§ PROBLEM REQUIREMENTS:
Scan the lines below for the string "color" and copy every one that has it.

□ □ □ □ □ □ □

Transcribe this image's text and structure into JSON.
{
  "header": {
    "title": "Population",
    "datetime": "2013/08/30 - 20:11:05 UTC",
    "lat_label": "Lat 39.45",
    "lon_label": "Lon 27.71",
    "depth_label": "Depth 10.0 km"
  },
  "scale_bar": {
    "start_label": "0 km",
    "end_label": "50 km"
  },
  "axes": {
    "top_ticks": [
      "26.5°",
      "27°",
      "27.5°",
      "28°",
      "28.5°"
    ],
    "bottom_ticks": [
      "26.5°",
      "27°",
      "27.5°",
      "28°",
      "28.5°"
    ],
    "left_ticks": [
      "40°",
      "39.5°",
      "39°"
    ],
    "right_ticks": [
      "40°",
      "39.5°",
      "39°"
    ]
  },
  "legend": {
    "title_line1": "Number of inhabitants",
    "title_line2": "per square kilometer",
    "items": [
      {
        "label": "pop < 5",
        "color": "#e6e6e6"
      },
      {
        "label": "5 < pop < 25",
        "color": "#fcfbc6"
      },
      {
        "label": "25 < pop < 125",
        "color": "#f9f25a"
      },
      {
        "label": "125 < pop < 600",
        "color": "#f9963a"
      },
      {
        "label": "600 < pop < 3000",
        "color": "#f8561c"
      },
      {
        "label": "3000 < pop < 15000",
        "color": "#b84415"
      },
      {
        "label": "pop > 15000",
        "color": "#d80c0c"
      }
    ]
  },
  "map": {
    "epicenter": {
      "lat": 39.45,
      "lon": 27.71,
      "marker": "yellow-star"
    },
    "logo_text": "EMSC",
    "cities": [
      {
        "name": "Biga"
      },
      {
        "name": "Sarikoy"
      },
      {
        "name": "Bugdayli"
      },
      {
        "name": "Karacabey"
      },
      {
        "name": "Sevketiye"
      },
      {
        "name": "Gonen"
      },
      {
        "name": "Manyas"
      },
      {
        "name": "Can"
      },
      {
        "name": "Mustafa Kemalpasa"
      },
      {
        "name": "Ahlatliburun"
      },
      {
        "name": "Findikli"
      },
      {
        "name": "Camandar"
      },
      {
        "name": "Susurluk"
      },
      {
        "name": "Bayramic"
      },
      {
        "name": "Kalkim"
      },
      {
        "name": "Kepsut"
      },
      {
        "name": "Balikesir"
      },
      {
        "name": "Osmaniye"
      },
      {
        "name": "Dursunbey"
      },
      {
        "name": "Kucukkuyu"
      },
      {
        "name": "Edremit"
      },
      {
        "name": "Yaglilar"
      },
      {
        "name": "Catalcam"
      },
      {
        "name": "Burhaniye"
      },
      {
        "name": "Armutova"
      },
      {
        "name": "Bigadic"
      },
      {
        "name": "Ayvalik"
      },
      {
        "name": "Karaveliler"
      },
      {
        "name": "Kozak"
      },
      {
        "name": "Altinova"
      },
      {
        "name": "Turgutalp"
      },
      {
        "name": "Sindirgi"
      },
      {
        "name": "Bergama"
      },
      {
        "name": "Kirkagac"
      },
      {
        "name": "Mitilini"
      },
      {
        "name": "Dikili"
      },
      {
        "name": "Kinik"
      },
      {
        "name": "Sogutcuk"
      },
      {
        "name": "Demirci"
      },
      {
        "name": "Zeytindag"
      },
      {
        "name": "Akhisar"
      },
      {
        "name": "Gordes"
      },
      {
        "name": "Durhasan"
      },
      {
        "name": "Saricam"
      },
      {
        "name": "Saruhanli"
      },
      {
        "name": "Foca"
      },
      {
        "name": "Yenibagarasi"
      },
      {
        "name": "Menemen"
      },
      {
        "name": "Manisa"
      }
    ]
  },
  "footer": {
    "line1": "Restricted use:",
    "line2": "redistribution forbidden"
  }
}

□ □ □ □ □ □ □

§ RESPONSE TO THIS TASK:
        "color": "#e6e6e6"
        "color": "#fcfbc6"
        "color": "#f9f25a"
        "color": "#f9963a"
        "color": "#f8561c"
        "color": "#b84415"
        "color": "#d80c0c"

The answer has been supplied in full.